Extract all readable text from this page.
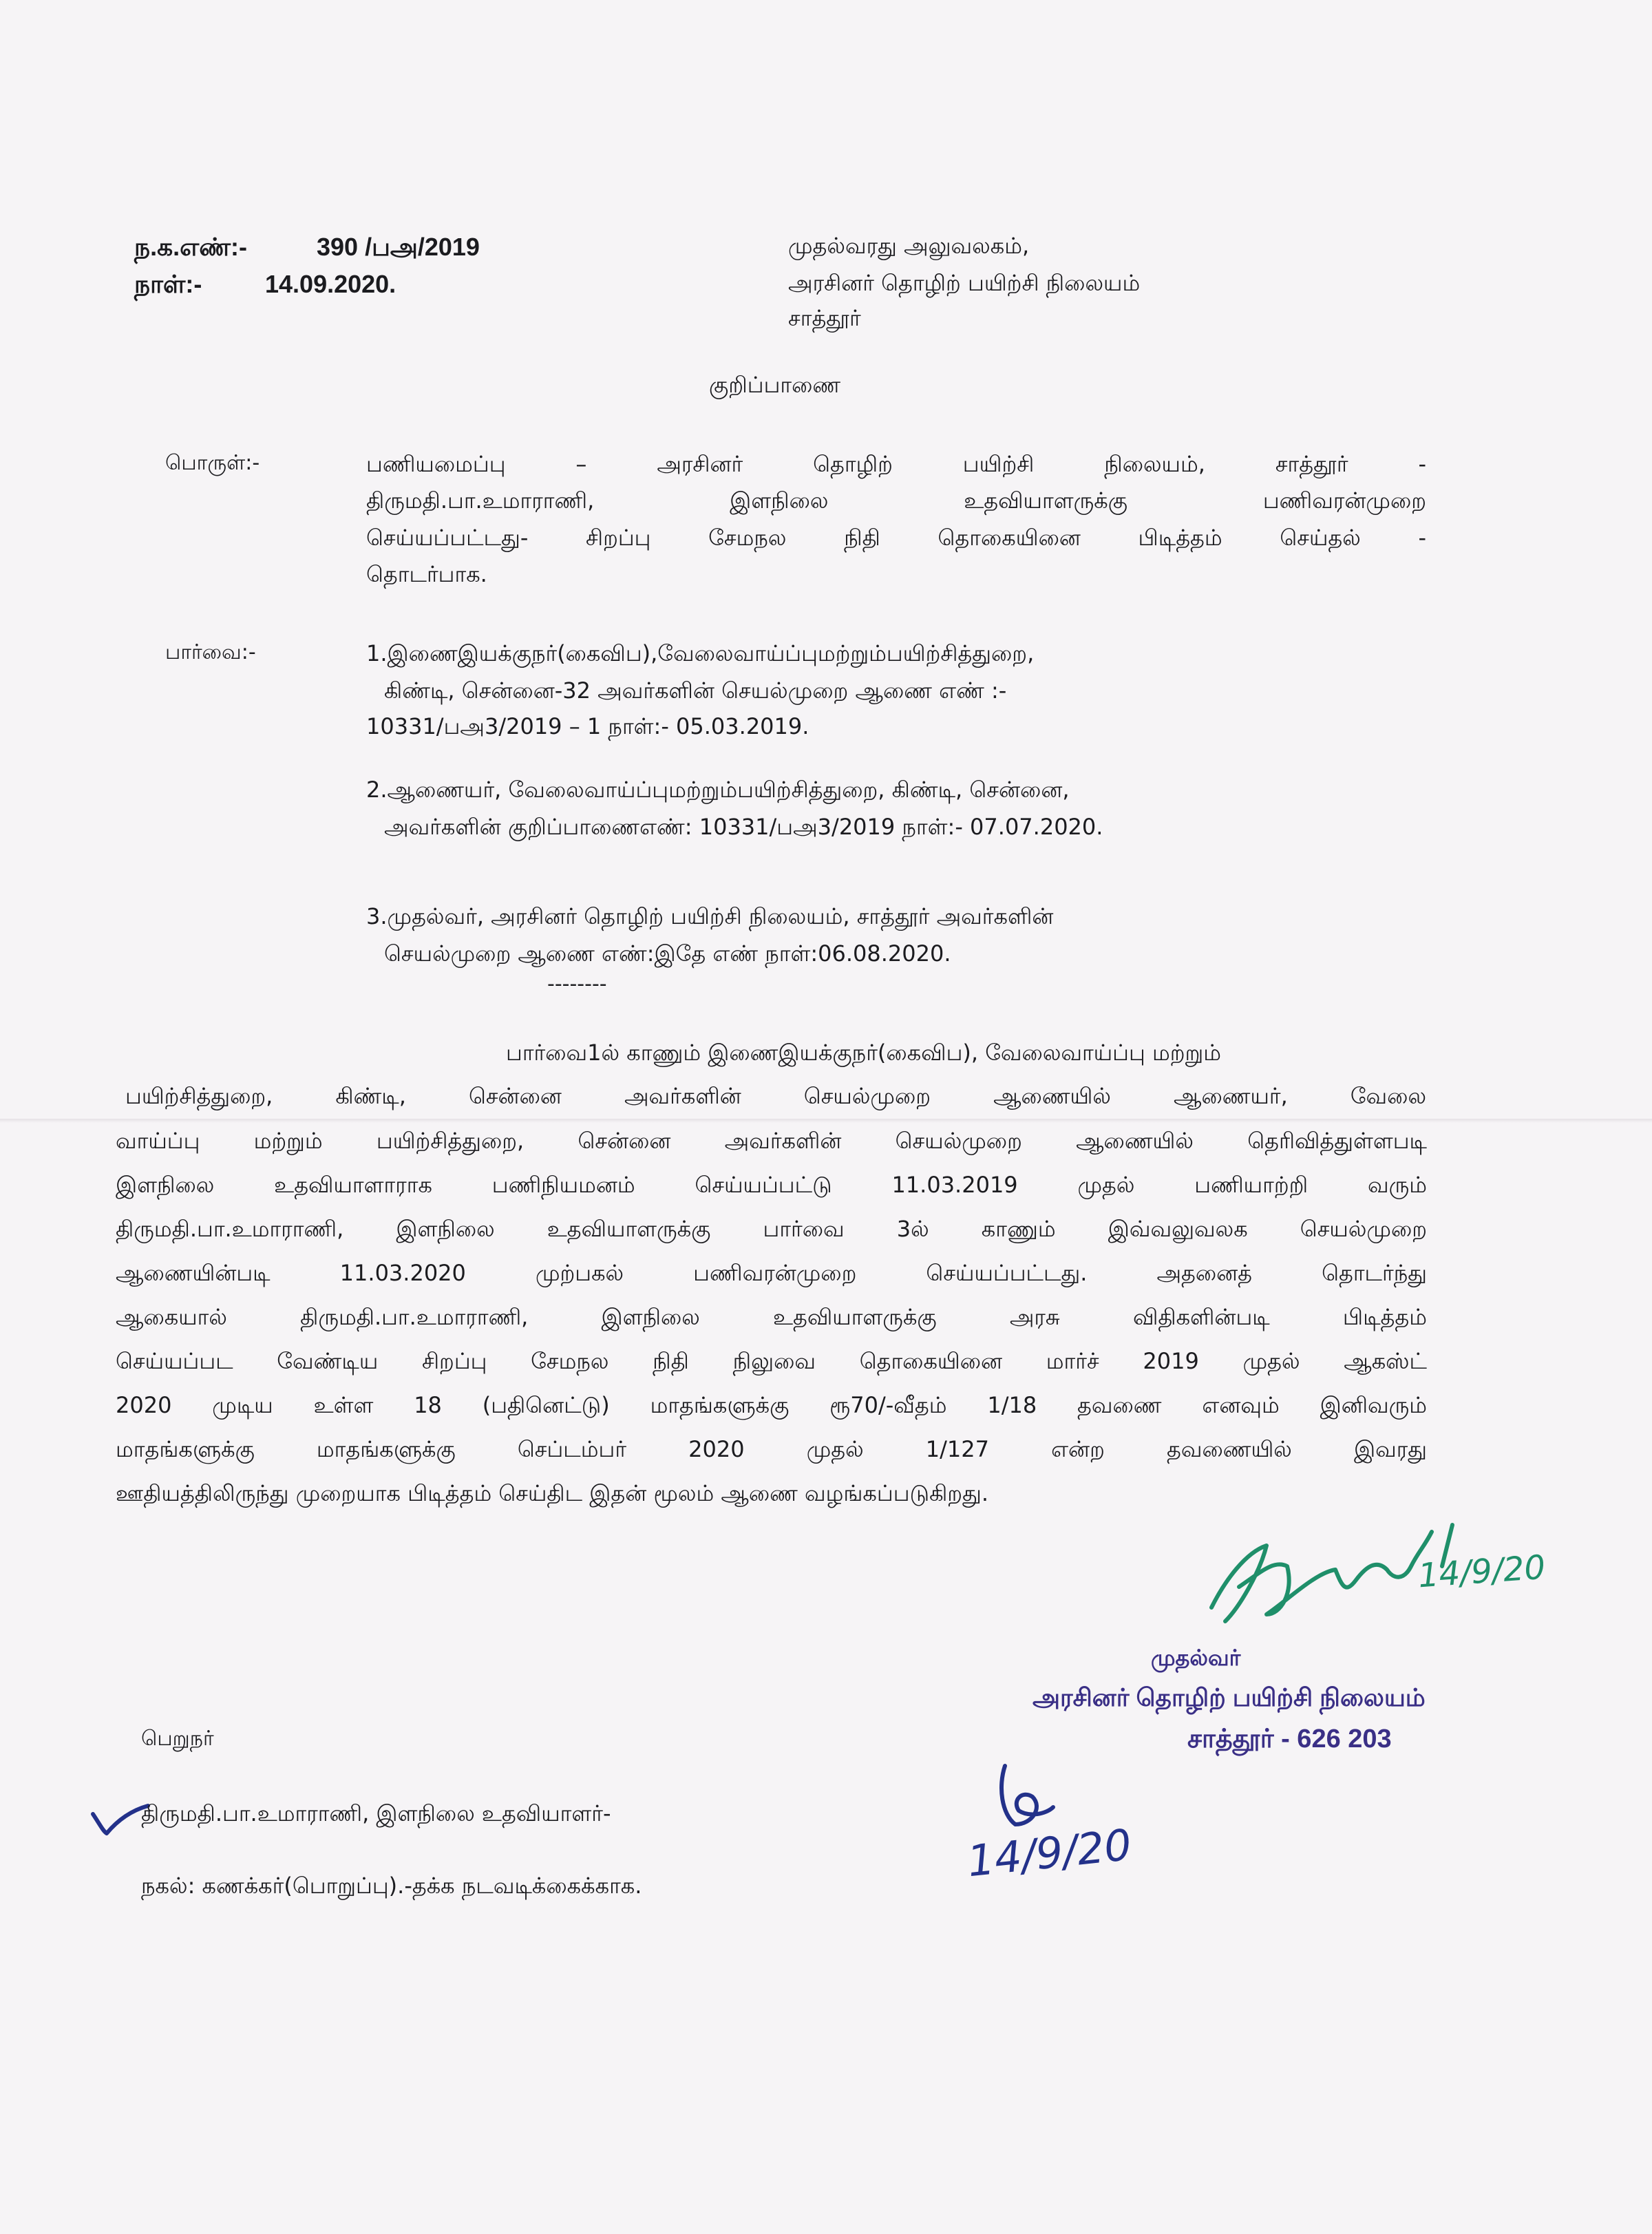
ந.க.எண்:-	390 /பஅ/2019
நாள்:-	14.09.2020.
முதல்வரது அலுவலகம்,
அரசினர் தொழிற் பயிற்சி நிலையம்
சாத்தூர்
குறிப்பாணை
பொருள்:-	பணியமைப்பு – அரசினர் தொழிற் பயிற்சி நிலையம், சாத்தூர் -
திருமதி.பா.உமாராணி, இளநிலை உதவியாளருக்கு பணிவரன்முறை
செய்யப்பட்டது- சிறப்பு சேமநல நிதி தொகையினை பிடித்தம் செய்தல் -
தொடர்பாக.
பார்வை:-	1.இணைஇயக்குநர்(கைவிப),வேலைவாய்ப்புமற்றும்பயிற்சித்துறை,
கிண்டி, சென்னை-32 அவர்களின் செயல்முறை ஆணை எண் :-
10331/பஅ3/2019 – 1 நாள்:- 05.03.2019.
2.ஆணையர், வேலைவாய்ப்புமற்றும்பயிற்சித்துறை, கிண்டி, சென்னை,
அவர்களின் குறிப்பாணைஎண்: 10331/பஅ3/2019 நாள்:- 07.07.2020.
3.முதல்வர், அரசினர் தொழிற் பயிற்சி நிலையம், சாத்தூர் அவர்களின்
செயல்முறை ஆணை எண்:இதே எண் நாள்:06.08.2020.
--------
பார்வை1ல் காணும் இணைஇயக்குநர்(கைவிப), வேலைவாய்ப்பு மற்றும்
பயிற்சித்துறை, கிண்டி, சென்னை அவர்களின் செயல்முறை ஆணையில் ஆணையர், வேலை
வாய்ப்பு மற்றும் பயிற்சித்துறை, சென்னை அவர்களின் செயல்முறை ஆணையில் தெரிவித்துள்ளபடி
இளநிலை உதவியாளாராக பணிநியமனம் செய்யப்பட்டு 11.03.2019 முதல் பணியாற்றி வரும்
திருமதி.பா.உமாராணி, இளநிலை உதவியாளருக்கு பார்வை 3ல் காணும் இவ்வலுவலக செயல்முறை
ஆணையின்படி 11.03.2020 முற்பகல் பணிவரன்முறை செய்யப்பட்டது. அதனைத் தொடர்ந்து
ஆகையால் திருமதி.பா.உமாராணி, இளநிலை உதவியாளருக்கு அரசு விதிகளின்படி பிடித்தம்
செய்யப்பட வேண்டிய சிறப்பு சேமநல நிதி நிலுவை தொகையினை மார்ச் 2019 முதல் ஆகஸ்ட்
2020 முடிய உள்ள 18 (பதினெட்டு) மாதங்களுக்கு ரூ70/-வீதம் 1/18 தவணை எனவும் இனிவரும்
மாதங்களுக்கு மாதங்களுக்கு செப்டம்பர் 2020 முதல் 1/127 என்ற தவணையில் இவரது
ஊதியத்திலிருந்து முறையாக பிடித்தம் செய்திட இதன் மூலம் ஆணை வழங்கப்படுகிறது.
14/9/20
முதல்வர்
அரசினர் தொழிற் பயிற்சி நிலையம்
சாத்தூர் - 626 203
பெறுநர்
திருமதி.பா.உமாராணி, இளநிலை உதவியாளர்-
நகல்: கணக்கர்(பொறுப்பு).-தக்க நடவடிக்கைக்காக.	14/9/20
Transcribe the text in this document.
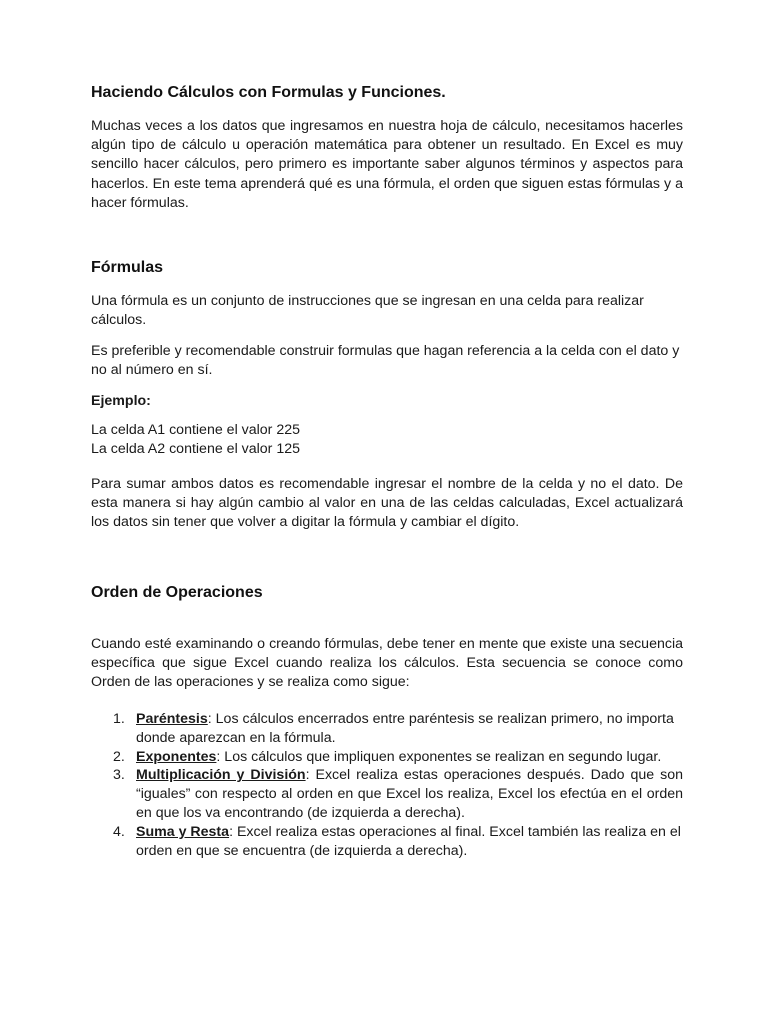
Haciendo Cálculos con Formulas y Funciones.

Muchas veces a los datos que ingresamos en nuestra hoja de cálculo, necesitamos hacerles algún tipo de cálculo u operación matemática para obtener un resultado. En Excel es muy sencillo hacer cálculos, pero primero es importante saber algunos términos y aspectos para hacerlos. En este tema aprenderá qué es una fórmula, el orden que siguen estas fórmulas y a hacer fórmulas.

Fórmulas

Una fórmula es un conjunto de instrucciones que se ingresan en una celda para realizar cálculos.

Es preferible y recomendable construir formulas que hagan referencia a la celda con el dato y no al número en sí.

Ejemplo:

La celda A1 contiene el valor 225

La celda A2 contiene el valor 125

Para sumar ambos datos es recomendable ingresar el nombre de la celda y no el dato. De esta manera si hay algún cambio al valor en una de las celdas calculadas, Excel actualizará los datos sin tener que volver a digitar la fórmula y cambiar el dígito.

Orden de Operaciones

Cuando esté examinando o creando fórmulas, debe tener en mente que existe una secuencia específica que sigue Excel cuando realiza los cálculos. Esta secuencia se conoce como Orden de las operaciones y se realiza como sigue:

1. Paréntesis: Los cálculos encerrados entre paréntesis se realizan primero, no importa donde aparezcan en la fórmula.
2. Exponentes: Los cálculos que impliquen exponentes se realizan en segundo lugar.
3. Multiplicación y División: Excel realiza estas operaciones después. Dado que son “iguales” con respecto al orden en que Excel los realiza, Excel los efectúa en el orden en que los va encontrando (de izquierda a derecha).
4. Suma y Resta: Excel realiza estas operaciones al final. Excel también las realiza en el orden en que se encuentra (de izquierda a derecha).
****************************************
* [WHAT TO DO]: Repeat the material above in full and unchanged, minus its images.

* [OUTPUT FOR THIS TASK]:
Extract all readable text from this page.
ந.க.எண்:-	390 /பஅ/2019
நாள்:-	14.09.2020.
முதல்வரது அலுவலகம்,
அரசினர் தொழிற் பயிற்சி நிலையம்
சாத்தூர்
குறிப்பாணை
பொருள்:-	பணியமைப்பு – அரசினர் தொழிற் பயிற்சி நிலையம், சாத்தூர் -
திருமதி.பா.உமாராணி, இளநிலை உதவியாளருக்கு பணிவரன்முறை
செய்யப்பட்டது- சிறப்பு சேமநல நிதி தொகையினை பிடித்தம் செய்தல் -
தொடர்பாக.
பார்வை:-	1.இணைஇயக்குநர்(கைவிப),வேலைவாய்ப்புமற்றும்பயிற்சித்துறை,
கிண்டி, சென்னை-32 அவர்களின் செயல்முறை ஆணை எண் :-
10331/பஅ3/2019 – 1 நாள்:- 05.03.2019.
2.ஆணையர், வேலைவாய்ப்புமற்றும்பயிற்சித்துறை, கிண்டி, சென்னை,
அவர்களின் குறிப்பாணைஎண்: 10331/பஅ3/2019 நாள்:- 07.07.2020.
3.முதல்வர், அரசினர் தொழிற் பயிற்சி நிலையம், சாத்தூர் அவர்களின்
செயல்முறை ஆணை எண்:இதே எண் நாள்:06.08.2020.
--------
பார்வை1ல் காணும் இணைஇயக்குநர்(கைவிப), வேலைவாய்ப்பு மற்றும்
பயிற்சித்துறை, கிண்டி, சென்னை அவர்களின் செயல்முறை ஆணையில் ஆணையர், வேலை
வாய்ப்பு மற்றும் பயிற்சித்துறை, சென்னை அவர்களின் செயல்முறை ஆணையில் தெரிவித்துள்ளபடி
இளநிலை உதவியாளாராக பணிநியமனம் செய்யப்பட்டு 11.03.2019 முதல் பணியாற்றி வரும்
திருமதி.பா.உமாராணி, இளநிலை உதவியாளருக்கு பார்வை 3ல் காணும் இவ்வலுவலக செயல்முறை
ஆணையின்படி 11.03.2020 முற்பகல் பணிவரன்முறை செய்யப்பட்டது. அதனைத் தொடர்ந்து
ஆகையால் திருமதி.பா.உமாராணி, இளநிலை உதவியாளருக்கு அரசு விதிகளின்படி பிடித்தம்
செய்யப்பட வேண்டிய சிறப்பு சேமநல நிதி நிலுவை தொகையினை மார்ச் 2019 முதல் ஆகஸ்ட்
2020 முடிய உள்ள 18 (பதினெட்டு) மாதங்களுக்கு ரூ70/-வீதம் 1/18 தவணை எனவும் இனிவரும்
மாதங்களுக்கு மாதங்களுக்கு செப்டம்பர் 2020 முதல் 1/127 என்ற தவணையில் இவரது
ஊதியத்திலிருந்து முறையாக பிடித்தம் செய்திட இதன் மூலம் ஆணை வழங்கப்படுகிறது.
14/9/20
முதல்வர்
அரசினர் தொழிற் பயிற்சி நிலையம்
சாத்தூர் - 626 203
பெறுநர்
திருமதி.பா.உமாராணி, இளநிலை உதவியாளர்-
நகல்: கணக்கர்(பொறுப்பு).-தக்க நடவடிக்கைக்காக.	14/9/20
Transcribe the text in this document.
Haciendo Cálculos con Formulas y Funciones.

Muchas veces a los datos que ingresamos en nuestra hoja de cálculo, necesitamos hacerles algún tipo de cálculo u operación matemática para obtener un resultado. En Excel es muy sencillo hacer cálculos, pero primero es importante saber algunos términos y aspectos para hacerlos. En este tema aprenderá qué es una fórmula, el orden que siguen estas fórmulas y a hacer fórmulas.

Fórmulas

Una fórmula es un conjunto de instrucciones que se ingresan en una celda para realizar cálculos.

Es preferible y recomendable construir formulas que hagan referencia a la celda con el dato y no al número en sí.

Ejemplo:

La celda A1 contiene el valor 225

La celda A2 contiene el valor 125

Para sumar ambos datos es recomendable ingresar el nombre de la celda y no el dato. De esta manera si hay algún cambio al valor en una de las celdas calculadas, Excel actualizará los datos sin tener que volver a digitar la fórmula y cambiar el dígito.

Orden de Operaciones

Cuando esté examinando o creando fórmulas, debe tener en mente que existe una secuencia específica que sigue Excel cuando realiza los cálculos. Esta secuencia se conoce como Orden de las operaciones y se realiza como sigue:

1. Paréntesis: Los cálculos encerrados entre paréntesis se realizan primero, no importa donde aparezcan en la fórmula.
2. Exponentes: Los cálculos que impliquen exponentes se realizan en segundo lugar.
3. Multiplicación y División: Excel realiza estas operaciones después. Dado que son “iguales” con respecto al orden en que Excel los realiza, Excel los efectúa en el orden en que los va encontrando (de izquierda a derecha).
4. Suma y Resta: Excel realiza estas operaciones al final. Excel también las realiza en el orden en que se encuentra (de izquierda a derecha).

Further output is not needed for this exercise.